--- Given task ---
Set the data down again, exactly as it reads, but without the pictures.
* begin Supplied information *
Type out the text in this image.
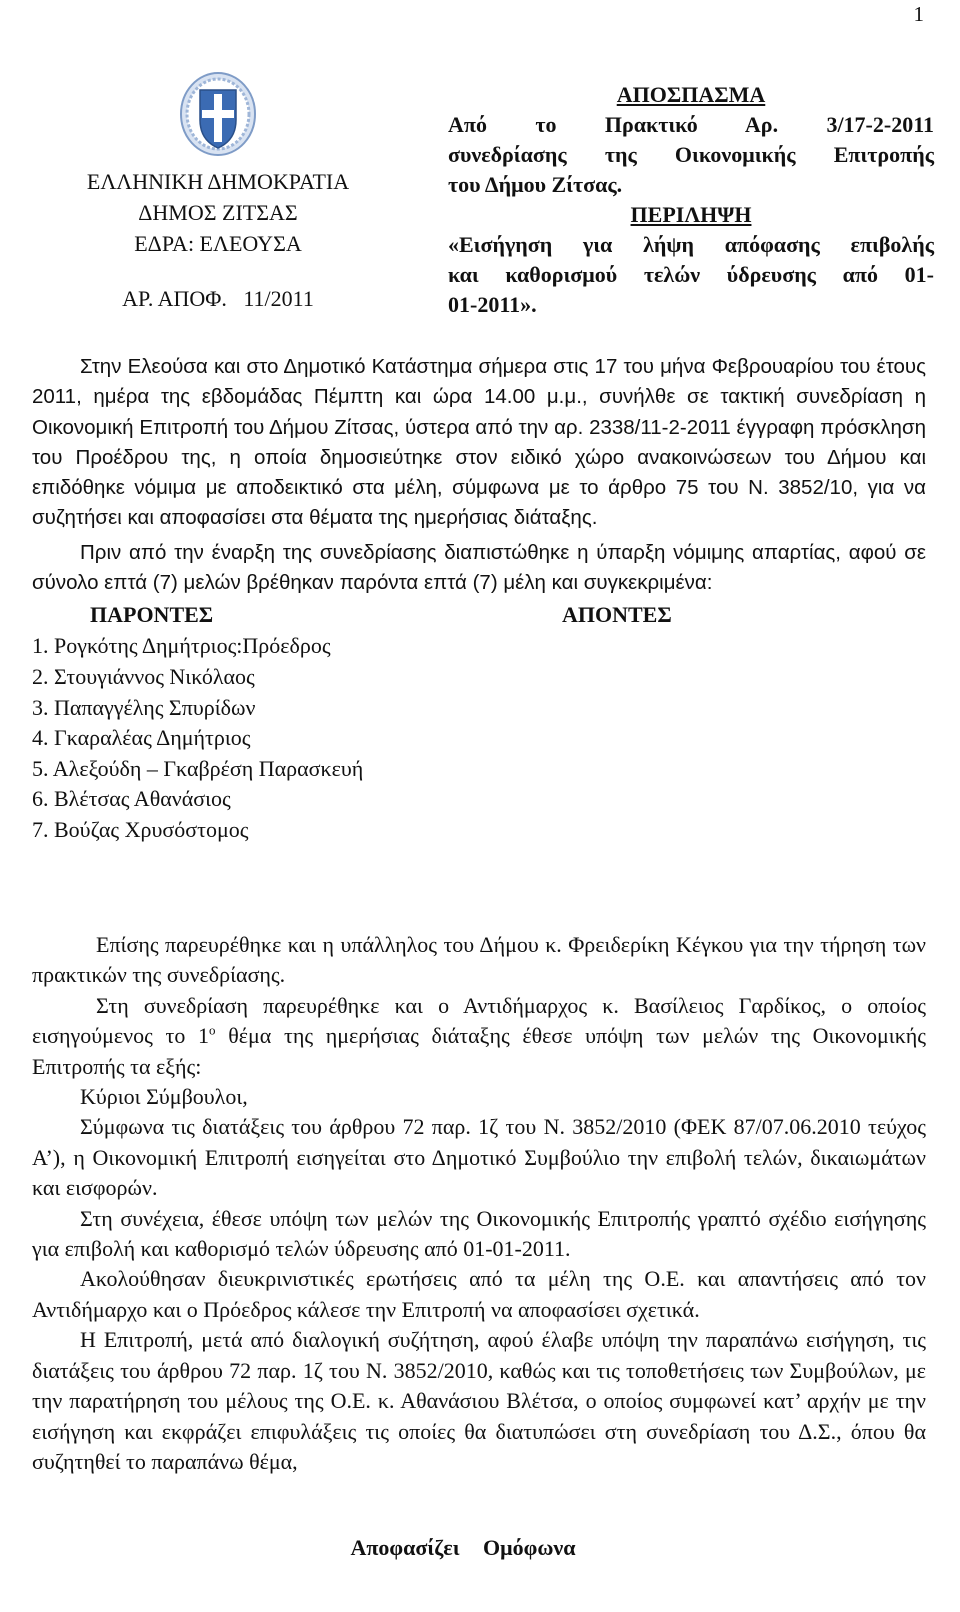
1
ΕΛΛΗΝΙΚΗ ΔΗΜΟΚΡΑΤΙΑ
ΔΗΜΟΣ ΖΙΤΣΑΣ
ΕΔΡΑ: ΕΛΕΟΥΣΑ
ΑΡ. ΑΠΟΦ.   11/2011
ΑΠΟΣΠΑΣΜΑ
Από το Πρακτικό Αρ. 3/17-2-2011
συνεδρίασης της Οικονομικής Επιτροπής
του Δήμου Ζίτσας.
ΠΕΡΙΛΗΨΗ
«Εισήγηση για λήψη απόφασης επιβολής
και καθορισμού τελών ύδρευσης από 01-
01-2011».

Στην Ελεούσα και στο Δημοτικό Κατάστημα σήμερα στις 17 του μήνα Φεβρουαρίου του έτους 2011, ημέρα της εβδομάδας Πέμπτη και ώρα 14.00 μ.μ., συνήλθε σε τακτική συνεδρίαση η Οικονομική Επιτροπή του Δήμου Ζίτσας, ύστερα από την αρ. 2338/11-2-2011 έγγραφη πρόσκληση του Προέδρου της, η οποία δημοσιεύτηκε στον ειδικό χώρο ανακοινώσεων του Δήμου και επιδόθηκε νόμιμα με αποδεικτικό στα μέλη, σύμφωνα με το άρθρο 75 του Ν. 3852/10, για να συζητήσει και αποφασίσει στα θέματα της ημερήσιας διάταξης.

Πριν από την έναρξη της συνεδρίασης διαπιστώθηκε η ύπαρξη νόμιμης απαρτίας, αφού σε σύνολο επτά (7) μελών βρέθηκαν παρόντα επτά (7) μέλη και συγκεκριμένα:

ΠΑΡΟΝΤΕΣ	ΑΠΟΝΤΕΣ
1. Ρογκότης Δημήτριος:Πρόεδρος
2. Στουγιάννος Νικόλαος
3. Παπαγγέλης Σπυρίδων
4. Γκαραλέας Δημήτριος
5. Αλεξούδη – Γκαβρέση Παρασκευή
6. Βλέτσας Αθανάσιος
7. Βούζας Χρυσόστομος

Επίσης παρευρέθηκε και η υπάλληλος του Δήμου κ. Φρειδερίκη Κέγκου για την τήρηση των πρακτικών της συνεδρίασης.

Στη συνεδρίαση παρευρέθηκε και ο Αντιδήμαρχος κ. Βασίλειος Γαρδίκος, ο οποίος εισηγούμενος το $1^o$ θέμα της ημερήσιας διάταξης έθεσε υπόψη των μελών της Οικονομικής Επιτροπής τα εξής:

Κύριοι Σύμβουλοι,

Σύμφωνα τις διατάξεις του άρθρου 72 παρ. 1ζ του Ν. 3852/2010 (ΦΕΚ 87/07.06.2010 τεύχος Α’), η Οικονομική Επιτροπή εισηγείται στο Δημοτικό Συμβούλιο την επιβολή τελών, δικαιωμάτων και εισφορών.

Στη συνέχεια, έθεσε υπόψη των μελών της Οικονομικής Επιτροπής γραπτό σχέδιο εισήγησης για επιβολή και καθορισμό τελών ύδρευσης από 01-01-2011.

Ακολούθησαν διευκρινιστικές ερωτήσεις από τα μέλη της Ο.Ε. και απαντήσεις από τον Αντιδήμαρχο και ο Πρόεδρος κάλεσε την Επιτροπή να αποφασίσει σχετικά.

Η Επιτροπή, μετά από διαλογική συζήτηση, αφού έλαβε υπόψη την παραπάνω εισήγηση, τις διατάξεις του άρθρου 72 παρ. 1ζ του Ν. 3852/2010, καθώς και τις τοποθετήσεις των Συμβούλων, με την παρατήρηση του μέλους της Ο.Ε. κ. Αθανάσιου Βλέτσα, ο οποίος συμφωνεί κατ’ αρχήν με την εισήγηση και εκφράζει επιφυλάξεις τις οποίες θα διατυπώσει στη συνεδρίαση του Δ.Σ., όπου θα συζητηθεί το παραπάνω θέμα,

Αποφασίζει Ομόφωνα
* end Supplied information *
--- Right answer ---
Type out the text in this image.
1
ΕΛΛΗΝΙΚΗ ΔΗΜΟΚΡΑΤΙΑ
ΔΗΜΟΣ ΖΙΤΣΑΣ
ΕΔΡΑ: ΕΛΕΟΥΣΑ
ΑΡ. ΑΠΟΦ.   11/2011
ΑΠΟΣΠΑΣΜΑ
Από το Πρακτικό Αρ. 3/17-2-2011
συνεδρίασης της Οικονομικής Επιτροπής
του Δήμου Ζίτσας.
ΠΕΡΙΛΗΨΗ
«Εισήγηση για λήψη απόφασης επιβολής
και καθορισμού τελών ύδρευσης από 01-
01-2011».

Στην Ελεούσα και στο Δημοτικό Κατάστημα σήμερα στις 17 του μήνα Φεβρουαρίου του έτους 2011, ημέρα της εβδομάδας Πέμπτη και ώρα 14.00 μ.μ., συνήλθε σε τακτική συνεδρίαση η Οικονομική Επιτροπή του Δήμου Ζίτσας, ύστερα από την αρ. 2338/11-2-2011 έγγραφη πρόσκληση του Προέδρου της, η οποία δημοσιεύτηκε στον ειδικό χώρο ανακοινώσεων του Δήμου και επιδόθηκε νόμιμα με αποδεικτικό στα μέλη, σύμφωνα με το άρθρο 75 του Ν. 3852/10, για να συζητήσει και αποφασίσει στα θέματα της ημερήσιας διάταξης.

Πριν από την έναρξη της συνεδρίασης διαπιστώθηκε η ύπαρξη νόμιμης απαρτίας, αφού σε σύνολο επτά (7) μελών βρέθηκαν παρόντα επτά (7) μέλη και συγκεκριμένα:

ΠΑΡΟΝΤΕΣ	ΑΠΟΝΤΕΣ
1. Ρογκότης Δημήτριος:Πρόεδρος
2. Στουγιάννος Νικόλαος
3. Παπαγγέλης Σπυρίδων
4. Γκαραλέας Δημήτριος
5. Αλεξούδη – Γκαβρέση Παρασκευή
6. Βλέτσας Αθανάσιος
7. Βούζας Χρυσόστομος

Επίσης παρευρέθηκε και η υπάλληλος του Δήμου κ. Φρειδερίκη Κέγκου για την τήρηση των πρακτικών της συνεδρίασης.

Στη συνεδρίαση παρευρέθηκε και ο Αντιδήμαρχος κ. Βασίλειος Γαρδίκος, ο οποίος εισηγούμενος το $1^o$ θέμα της ημερήσιας διάταξης έθεσε υπόψη των μελών της Οικονομικής Επιτροπής τα εξής:

Κύριοι Σύμβουλοι,

Σύμφωνα τις διατάξεις του άρθρου 72 παρ. 1ζ του Ν. 3852/2010 (ΦΕΚ 87/07.06.2010 τεύχος Α’), η Οικονομική Επιτροπή εισηγείται στο Δημοτικό Συμβούλιο την επιβολή τελών, δικαιωμάτων και εισφορών.

Στη συνέχεια, έθεσε υπόψη των μελών της Οικονομικής Επιτροπής γραπτό σχέδιο εισήγησης για επιβολή και καθορισμό τελών ύδρευσης από 01-01-2011.

Ακολούθησαν διευκρινιστικές ερωτήσεις από τα μέλη της Ο.Ε. και απαντήσεις από τον Αντιδήμαρχο και ο Πρόεδρος κάλεσε την Επιτροπή να αποφασίσει σχετικά.

Η Επιτροπή, μετά από διαλογική συζήτηση, αφού έλαβε υπόψη την παραπάνω εισήγηση, τις διατάξεις του άρθρου 72 παρ. 1ζ του Ν. 3852/2010, καθώς και τις τοποθετήσεις των Συμβούλων, με την παρατήρηση του μέλους της Ο.Ε. κ. Αθανάσιου Βλέτσα, ο οποίος συμφωνεί κατ’ αρχήν με την εισήγηση και εκφράζει επιφυλάξεις τις οποίες θα διατυπώσει στη συνεδρίαση του Δ.Σ., όπου θα συζητηθεί το παραπάνω θέμα,

Αποφασίζει Ομόφωνα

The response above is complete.